*WHAT IS REQUIRED*
Reproduce all of the data exactly.

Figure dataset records

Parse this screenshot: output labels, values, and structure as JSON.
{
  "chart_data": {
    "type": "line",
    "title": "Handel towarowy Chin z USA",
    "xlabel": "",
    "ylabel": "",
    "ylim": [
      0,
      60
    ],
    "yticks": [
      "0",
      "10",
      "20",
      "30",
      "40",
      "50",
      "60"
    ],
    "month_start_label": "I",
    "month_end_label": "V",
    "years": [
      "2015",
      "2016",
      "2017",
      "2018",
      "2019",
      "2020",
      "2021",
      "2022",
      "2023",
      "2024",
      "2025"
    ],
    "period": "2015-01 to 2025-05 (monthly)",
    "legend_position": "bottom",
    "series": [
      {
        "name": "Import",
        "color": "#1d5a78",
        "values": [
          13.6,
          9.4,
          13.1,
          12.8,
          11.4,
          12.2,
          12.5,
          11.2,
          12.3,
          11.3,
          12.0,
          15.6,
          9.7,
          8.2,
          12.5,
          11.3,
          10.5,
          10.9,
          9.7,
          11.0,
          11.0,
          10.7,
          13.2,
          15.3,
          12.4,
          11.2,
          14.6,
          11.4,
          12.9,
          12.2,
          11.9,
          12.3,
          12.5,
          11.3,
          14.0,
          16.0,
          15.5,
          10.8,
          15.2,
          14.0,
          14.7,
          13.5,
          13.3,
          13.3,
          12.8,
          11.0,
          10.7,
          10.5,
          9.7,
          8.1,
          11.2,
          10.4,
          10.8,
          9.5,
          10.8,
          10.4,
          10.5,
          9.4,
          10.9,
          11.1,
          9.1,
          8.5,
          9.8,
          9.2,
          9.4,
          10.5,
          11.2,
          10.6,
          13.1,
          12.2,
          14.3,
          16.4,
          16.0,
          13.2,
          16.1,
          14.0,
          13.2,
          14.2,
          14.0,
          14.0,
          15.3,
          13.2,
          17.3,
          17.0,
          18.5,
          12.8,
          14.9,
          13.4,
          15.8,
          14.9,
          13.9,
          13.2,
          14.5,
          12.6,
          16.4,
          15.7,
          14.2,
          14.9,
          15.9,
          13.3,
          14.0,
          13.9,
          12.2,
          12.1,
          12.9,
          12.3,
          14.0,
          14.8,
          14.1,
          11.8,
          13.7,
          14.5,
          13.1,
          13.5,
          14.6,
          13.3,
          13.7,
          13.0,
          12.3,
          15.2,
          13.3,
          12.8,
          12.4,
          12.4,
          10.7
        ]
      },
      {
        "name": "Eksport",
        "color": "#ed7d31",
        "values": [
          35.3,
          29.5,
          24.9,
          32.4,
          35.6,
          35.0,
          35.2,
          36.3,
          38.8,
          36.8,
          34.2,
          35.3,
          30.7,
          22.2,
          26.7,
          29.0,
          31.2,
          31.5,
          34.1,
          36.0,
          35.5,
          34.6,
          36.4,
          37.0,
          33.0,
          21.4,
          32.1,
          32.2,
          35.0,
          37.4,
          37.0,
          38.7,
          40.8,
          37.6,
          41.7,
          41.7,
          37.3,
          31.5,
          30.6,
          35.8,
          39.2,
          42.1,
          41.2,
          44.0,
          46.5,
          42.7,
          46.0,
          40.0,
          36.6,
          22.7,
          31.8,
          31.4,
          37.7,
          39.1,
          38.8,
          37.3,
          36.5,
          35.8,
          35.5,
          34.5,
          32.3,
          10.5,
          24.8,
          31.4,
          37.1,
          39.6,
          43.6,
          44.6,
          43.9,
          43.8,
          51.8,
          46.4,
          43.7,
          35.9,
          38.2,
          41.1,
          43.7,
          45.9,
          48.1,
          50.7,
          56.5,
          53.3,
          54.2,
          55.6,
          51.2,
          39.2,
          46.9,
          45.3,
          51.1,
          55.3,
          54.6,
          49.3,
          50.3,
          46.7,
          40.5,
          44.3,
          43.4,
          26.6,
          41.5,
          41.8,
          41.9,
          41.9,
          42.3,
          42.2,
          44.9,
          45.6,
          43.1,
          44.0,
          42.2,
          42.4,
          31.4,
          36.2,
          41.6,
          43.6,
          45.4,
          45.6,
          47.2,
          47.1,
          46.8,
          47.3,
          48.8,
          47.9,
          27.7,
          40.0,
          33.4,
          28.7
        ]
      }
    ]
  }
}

*RESPONSE TO THIS EXERCISE*
Parse this screenshot: output labels, values, and structure as JSON.
{
  "chart_data": {
    "type": "line",
    "title": "Handel towarowy Chin z USA",
    "xlabel": "",
    "ylabel": "",
    "ylim": [
      0,
      60
    ],
    "yticks": [
      "0",
      "10",
      "20",
      "30",
      "40",
      "50",
      "60"
    ],
    "month_start_label": "I",
    "month_end_label": "V",
    "years": [
      "2015",
      "2016",
      "2017",
      "2018",
      "2019",
      "2020",
      "2021",
      "2022",
      "2023",
      "2024",
      "2025"
    ],
    "period": "2015-01 to 2025-05 (monthly)",
    "legend_position": "bottom",
    "series": [
      {
        "name": "Import",
        "color": "#1d5a78",
        "values": [
          13.6,
          9.4,
          13.1,
          12.8,
          11.4,
          12.2,
          12.5,
          11.2,
          12.3,
          11.3,
          12.0,
          15.6,
          9.7,
          8.2,
          12.5,
          11.3,
          10.5,
          10.9,
          9.7,
          11.0,
          11.0,
          10.7,
          13.2,
          15.3,
          12.4,
          11.2,
          14.6,
          11.4,
          12.9,
          12.2,
          11.9,
          12.3,
          12.5,
          11.3,
          14.0,
          16.0,
          15.5,
          10.8,
          15.2,
          14.0,
          14.7,
          13.5,
          13.3,
          13.3,
          12.8,
          11.0,
          10.7,
          10.5,
          9.7,
          8.1,
          11.2,
          10.4,
          10.8,
          9.5,
          10.8,
          10.4,
          10.5,
          9.4,
          10.9,
          11.1,
          9.1,
          8.5,
          9.8,
          9.2,
          9.4,
          10.5,
          11.2,
          10.6,
          13.1,
          12.2,
          14.3,
          16.4,
          16.0,
          13.2,
          16.1,
          14.0,
          13.2,
          14.2,
          14.0,
          14.0,
          15.3,
          13.2,
          17.3,
          17.0,
          18.5,
          12.8,
          14.9,
          13.4,
          15.8,
          14.9,
          13.9,
          13.2,
          14.5,
          12.6,
          16.4,
          15.7,
          14.2,
          14.9,
          15.9,
          13.3,
          14.0,
          13.9,
          12.2,
          12.1,
          12.9,
          12.3,
          14.0,
          14.8,
          14.1,
          11.8,
          13.7,
          14.5,
          13.1,
          13.5,
          14.6,
          13.3,
          13.7,
          13.0,
          12.3,
          15.2,
          13.3,
          12.8,
          12.4,
          12.4,
          10.7
        ]
      },
      {
        "name": "Eksport",
        "color": "#ed7d31",
        "values": [
          35.3,
          29.5,
          24.9,
          32.4,
          35.6,
          35.0,
          35.2,
          36.3,
          38.8,
          36.8,
          34.2,
          35.3,
          30.7,
          22.2,
          26.7,
          29.0,
          31.2,
          31.5,
          34.1,
          36.0,
          35.5,
          34.6,
          36.4,
          37.0,
          33.0,
          21.4,
          32.1,
          32.2,
          35.0,
          37.4,
          37.0,
          38.7,
          40.8,
          37.6,
          41.7,
          41.7,
          37.3,
          31.5,
          30.6,
          35.8,
          39.2,
          42.1,
          41.2,
          44.0,
          46.5,
          42.7,
          46.0,
          40.0,
          36.6,
          22.7,
          31.8,
          31.4,
          37.7,
          39.1,
          38.8,
          37.3,
          36.5,
          35.8,
          35.5,
          34.5,
          32.3,
          10.5,
          24.8,
          31.4,
          37.1,
          39.6,
          43.6,
          44.6,
          43.9,
          43.8,
          51.8,
          46.4,
          43.7,
          35.9,
          38.2,
          41.1,
          43.7,
          45.9,
          48.1,
          50.7,
          56.5,
          53.3,
          54.2,
          55.6,
          51.2,
          39.2,
          46.9,
          45.3,
          51.1,
          55.3,
          54.6,
          49.3,
          50.3,
          46.7,
          40.5,
          44.3,
          43.4,
          26.6,
          41.5,
          41.8,
          41.9,
          41.9,
          42.3,
          42.2,
          44.9,
          45.6,
          43.1,
          44.0,
          42.2,
          42.4,
          31.4,
          36.2,
          41.6,
          43.6,
          45.4,
          45.6,
          47.2,
          47.1,
          46.8,
          47.3,
          48.8,
          47.9,
          27.7,
          40.0,
          33.4,
          28.7
        ]
      }
    ]
  }
}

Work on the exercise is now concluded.